Records about charts and figures:

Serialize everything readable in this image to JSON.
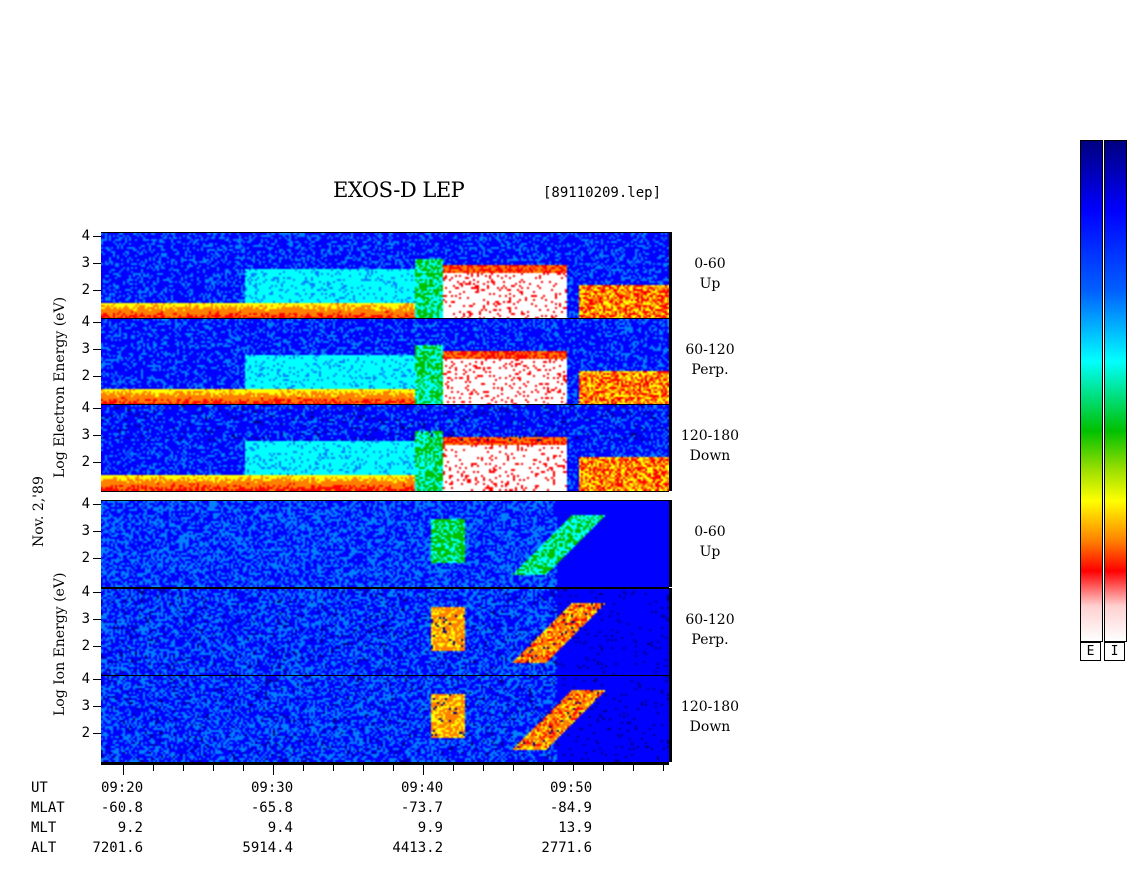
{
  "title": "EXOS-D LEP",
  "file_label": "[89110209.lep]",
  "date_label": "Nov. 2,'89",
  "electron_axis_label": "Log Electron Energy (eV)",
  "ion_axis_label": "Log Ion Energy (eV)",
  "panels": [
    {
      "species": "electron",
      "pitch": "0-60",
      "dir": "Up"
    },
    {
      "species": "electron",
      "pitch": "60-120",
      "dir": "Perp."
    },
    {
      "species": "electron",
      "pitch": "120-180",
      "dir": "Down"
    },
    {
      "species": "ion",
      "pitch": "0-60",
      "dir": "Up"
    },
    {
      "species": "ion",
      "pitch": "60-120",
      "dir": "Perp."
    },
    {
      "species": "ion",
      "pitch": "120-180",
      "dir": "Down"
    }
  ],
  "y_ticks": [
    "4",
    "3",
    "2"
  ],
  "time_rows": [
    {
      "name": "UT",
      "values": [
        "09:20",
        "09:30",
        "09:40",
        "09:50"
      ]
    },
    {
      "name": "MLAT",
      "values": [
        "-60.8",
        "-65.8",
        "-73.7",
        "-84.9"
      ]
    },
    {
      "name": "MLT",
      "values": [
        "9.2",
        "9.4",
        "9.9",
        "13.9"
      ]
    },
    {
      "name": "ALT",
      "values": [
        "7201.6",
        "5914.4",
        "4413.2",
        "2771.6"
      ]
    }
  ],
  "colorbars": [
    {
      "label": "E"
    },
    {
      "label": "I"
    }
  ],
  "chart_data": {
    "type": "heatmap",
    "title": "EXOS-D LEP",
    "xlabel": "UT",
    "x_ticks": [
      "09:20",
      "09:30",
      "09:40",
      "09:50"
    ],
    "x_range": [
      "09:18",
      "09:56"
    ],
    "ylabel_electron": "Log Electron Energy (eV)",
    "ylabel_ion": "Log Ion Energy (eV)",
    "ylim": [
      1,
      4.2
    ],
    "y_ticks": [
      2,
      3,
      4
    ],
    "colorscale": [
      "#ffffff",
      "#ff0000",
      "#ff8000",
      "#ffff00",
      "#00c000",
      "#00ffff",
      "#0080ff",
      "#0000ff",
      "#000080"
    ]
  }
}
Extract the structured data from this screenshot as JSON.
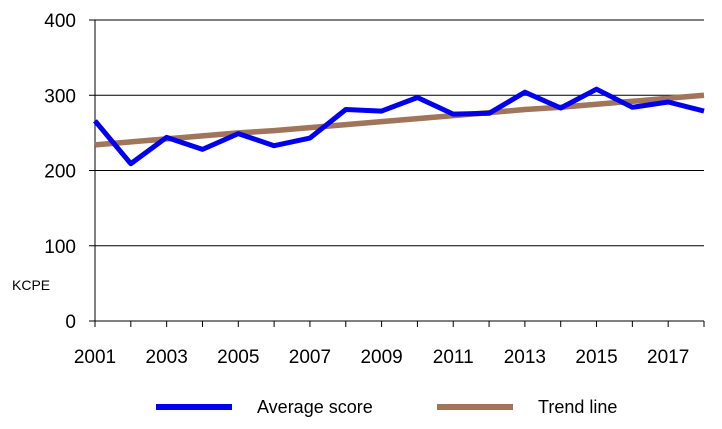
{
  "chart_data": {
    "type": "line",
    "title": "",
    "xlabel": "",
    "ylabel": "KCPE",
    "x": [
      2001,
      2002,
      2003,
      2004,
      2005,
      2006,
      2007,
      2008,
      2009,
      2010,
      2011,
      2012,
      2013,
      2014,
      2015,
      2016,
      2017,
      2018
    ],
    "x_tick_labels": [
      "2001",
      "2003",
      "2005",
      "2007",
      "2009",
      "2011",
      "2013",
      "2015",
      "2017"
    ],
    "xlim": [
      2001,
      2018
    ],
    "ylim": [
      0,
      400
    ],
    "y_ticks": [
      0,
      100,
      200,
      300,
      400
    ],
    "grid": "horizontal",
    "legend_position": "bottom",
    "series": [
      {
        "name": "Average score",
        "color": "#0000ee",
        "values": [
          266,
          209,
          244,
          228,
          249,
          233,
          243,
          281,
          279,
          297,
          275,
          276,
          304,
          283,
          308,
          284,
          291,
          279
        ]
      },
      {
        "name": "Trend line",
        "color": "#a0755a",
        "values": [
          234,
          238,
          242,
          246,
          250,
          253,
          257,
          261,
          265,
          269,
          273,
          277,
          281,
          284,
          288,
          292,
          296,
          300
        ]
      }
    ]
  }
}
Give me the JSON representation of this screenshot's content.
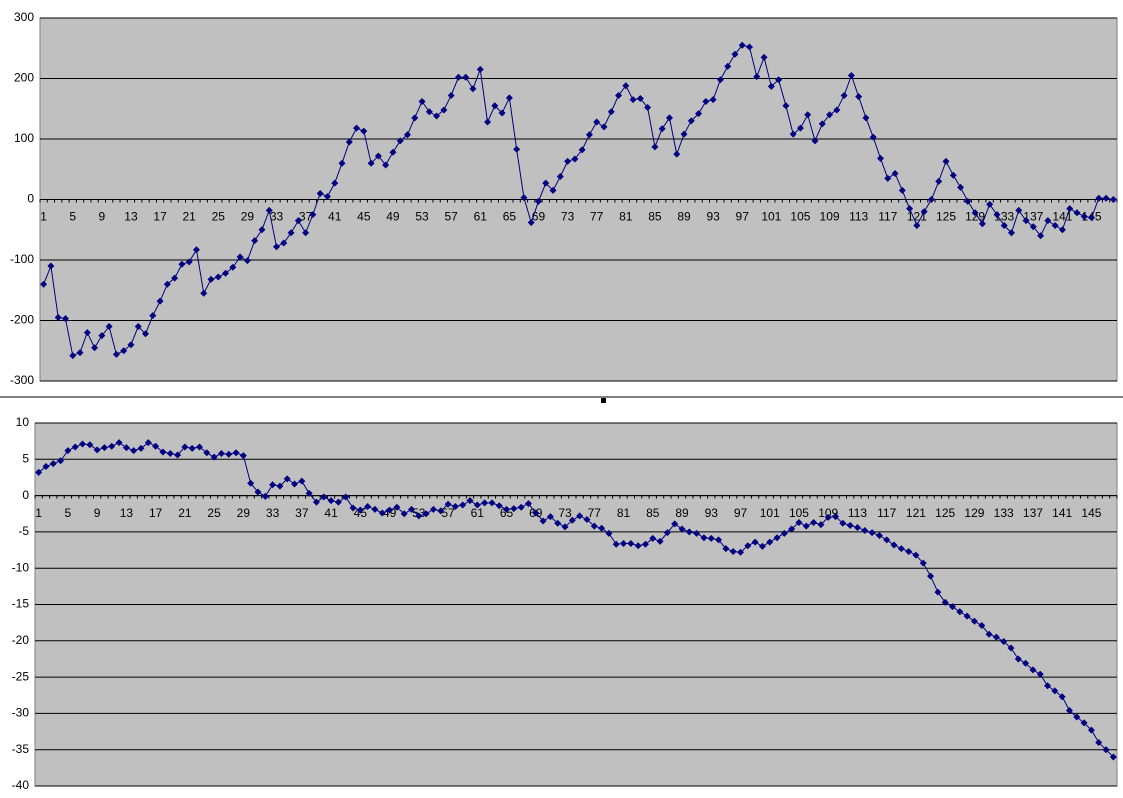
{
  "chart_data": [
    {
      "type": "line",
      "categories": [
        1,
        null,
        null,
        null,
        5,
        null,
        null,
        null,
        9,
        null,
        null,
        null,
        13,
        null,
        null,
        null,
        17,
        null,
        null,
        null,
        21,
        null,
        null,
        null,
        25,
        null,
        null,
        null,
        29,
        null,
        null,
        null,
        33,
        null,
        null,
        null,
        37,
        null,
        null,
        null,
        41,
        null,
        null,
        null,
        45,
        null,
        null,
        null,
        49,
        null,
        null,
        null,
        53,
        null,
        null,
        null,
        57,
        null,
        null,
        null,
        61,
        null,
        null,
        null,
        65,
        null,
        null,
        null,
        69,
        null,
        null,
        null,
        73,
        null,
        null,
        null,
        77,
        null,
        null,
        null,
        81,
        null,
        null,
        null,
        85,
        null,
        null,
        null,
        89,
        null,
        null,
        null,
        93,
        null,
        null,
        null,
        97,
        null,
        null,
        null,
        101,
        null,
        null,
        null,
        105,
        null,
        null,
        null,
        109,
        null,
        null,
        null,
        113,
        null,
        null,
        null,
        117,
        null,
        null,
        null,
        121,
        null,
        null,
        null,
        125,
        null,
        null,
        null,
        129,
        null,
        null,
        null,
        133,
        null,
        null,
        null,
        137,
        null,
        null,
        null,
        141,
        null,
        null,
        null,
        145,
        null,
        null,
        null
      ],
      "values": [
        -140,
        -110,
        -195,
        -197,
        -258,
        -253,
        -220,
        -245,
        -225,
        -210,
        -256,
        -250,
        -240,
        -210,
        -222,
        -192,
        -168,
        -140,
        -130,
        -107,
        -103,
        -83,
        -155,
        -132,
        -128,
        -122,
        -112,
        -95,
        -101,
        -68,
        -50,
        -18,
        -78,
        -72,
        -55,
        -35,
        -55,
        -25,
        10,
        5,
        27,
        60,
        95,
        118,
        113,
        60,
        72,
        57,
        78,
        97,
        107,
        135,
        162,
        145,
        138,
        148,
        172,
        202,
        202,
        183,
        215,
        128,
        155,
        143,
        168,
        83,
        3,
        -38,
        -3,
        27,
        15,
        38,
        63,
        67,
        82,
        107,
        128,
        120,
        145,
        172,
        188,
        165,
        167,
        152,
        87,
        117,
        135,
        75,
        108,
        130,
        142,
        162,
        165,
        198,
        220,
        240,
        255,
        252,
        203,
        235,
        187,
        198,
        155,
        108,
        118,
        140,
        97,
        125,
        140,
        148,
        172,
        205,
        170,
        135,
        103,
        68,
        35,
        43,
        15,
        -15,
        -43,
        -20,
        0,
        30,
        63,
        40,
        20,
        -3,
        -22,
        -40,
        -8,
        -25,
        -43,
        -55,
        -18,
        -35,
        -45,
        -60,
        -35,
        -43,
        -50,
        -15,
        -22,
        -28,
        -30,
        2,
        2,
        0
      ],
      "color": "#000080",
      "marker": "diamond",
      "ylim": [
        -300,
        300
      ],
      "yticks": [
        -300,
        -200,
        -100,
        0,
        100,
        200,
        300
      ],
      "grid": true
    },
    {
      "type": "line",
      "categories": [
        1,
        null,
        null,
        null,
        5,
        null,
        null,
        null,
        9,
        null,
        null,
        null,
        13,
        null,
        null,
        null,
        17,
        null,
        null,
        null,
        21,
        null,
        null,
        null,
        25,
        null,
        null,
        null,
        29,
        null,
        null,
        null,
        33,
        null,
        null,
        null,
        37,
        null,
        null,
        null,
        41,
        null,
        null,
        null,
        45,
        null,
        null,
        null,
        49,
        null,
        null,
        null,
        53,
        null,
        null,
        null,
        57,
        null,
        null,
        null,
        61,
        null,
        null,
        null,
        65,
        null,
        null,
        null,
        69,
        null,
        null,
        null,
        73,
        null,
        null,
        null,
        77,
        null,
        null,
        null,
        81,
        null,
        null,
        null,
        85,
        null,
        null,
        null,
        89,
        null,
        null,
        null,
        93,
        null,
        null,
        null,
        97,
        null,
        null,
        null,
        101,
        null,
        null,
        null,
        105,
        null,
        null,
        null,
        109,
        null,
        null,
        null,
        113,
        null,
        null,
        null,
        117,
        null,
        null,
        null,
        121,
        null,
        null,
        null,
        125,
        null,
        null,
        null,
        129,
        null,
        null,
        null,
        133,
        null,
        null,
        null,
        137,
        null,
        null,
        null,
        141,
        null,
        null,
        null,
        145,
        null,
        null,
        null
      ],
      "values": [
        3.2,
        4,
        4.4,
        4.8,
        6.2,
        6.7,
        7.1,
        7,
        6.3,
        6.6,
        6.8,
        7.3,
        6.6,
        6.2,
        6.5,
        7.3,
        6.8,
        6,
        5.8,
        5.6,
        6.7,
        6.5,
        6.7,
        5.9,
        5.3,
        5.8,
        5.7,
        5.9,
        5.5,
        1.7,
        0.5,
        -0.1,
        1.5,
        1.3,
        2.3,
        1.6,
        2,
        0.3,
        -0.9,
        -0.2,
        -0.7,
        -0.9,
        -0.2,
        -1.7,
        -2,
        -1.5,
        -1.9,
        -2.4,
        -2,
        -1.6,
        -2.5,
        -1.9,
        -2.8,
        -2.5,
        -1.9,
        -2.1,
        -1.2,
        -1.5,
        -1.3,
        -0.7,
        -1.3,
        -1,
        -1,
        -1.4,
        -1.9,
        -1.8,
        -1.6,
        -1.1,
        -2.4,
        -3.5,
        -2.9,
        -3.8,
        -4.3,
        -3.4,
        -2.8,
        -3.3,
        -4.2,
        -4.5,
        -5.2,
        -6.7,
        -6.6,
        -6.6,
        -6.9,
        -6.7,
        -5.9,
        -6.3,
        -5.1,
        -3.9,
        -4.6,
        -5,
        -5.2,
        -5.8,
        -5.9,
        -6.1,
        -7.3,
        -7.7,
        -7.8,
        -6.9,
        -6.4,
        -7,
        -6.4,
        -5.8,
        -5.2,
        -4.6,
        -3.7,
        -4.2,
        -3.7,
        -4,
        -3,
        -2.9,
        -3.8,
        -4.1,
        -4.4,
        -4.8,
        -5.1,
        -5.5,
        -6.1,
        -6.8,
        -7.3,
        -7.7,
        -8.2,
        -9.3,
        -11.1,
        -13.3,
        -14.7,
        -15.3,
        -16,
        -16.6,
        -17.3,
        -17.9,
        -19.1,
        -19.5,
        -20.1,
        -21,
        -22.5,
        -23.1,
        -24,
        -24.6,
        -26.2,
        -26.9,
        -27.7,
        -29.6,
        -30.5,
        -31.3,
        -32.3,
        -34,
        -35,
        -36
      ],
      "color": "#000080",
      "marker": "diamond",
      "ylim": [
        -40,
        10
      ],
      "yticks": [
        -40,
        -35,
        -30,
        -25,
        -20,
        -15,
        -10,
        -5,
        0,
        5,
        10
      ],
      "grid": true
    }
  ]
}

• Prompt: Show the lines from the data above that contain the string "name".

• Response to the exercise:
      "name": "UT",
      "name": "MLAT",
      "name": "MLT",
      "name": "ALT",
        "name": "Average score",
        "name": "Trend line",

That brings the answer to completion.